Aim of the task ▸ Find the lines that contain the word "frac" and copy each one.

Information provided ▸
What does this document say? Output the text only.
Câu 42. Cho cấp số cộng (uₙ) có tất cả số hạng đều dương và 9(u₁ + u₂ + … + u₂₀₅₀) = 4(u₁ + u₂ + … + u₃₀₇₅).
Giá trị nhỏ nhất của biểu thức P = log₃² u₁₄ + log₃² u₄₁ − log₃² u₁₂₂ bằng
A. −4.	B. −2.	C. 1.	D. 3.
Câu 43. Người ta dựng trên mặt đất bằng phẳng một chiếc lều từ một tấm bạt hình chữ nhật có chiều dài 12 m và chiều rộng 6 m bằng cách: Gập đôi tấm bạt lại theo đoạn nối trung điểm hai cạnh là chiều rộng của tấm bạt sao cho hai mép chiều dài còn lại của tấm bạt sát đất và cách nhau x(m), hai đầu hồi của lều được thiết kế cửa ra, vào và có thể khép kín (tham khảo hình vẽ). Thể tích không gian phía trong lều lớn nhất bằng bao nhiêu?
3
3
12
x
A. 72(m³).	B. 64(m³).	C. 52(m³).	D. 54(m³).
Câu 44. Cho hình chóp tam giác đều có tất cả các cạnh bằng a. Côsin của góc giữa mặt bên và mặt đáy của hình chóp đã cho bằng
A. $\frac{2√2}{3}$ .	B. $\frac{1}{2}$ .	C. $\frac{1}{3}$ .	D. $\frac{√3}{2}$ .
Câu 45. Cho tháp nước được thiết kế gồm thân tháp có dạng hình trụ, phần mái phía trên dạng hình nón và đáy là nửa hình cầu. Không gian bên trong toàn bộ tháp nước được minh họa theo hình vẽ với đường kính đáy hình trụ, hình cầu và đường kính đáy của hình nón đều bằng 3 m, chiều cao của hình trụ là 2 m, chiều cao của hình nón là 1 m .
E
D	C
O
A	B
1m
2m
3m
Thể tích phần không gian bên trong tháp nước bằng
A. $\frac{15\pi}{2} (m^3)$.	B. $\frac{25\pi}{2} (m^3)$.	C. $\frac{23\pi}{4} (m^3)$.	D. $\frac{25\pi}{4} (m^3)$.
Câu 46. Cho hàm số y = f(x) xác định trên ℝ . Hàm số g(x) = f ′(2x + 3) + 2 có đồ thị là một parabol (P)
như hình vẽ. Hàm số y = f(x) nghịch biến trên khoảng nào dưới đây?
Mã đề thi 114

Exercise result ▸
A. $\frac{2√2}{3}$ .	B. $\frac{1}{2}$ .	C. $\frac{1}{3}$ .	D. $\frac{√3}{2}$ .
A. $\frac{15\pi}{2} (m^3)$.	B. $\frac{25\pi}{2} (m^3)$.	C. $\frac{23\pi}{4} (m^3)$.	D. $\frac{25\pi}{4} (m^3)$.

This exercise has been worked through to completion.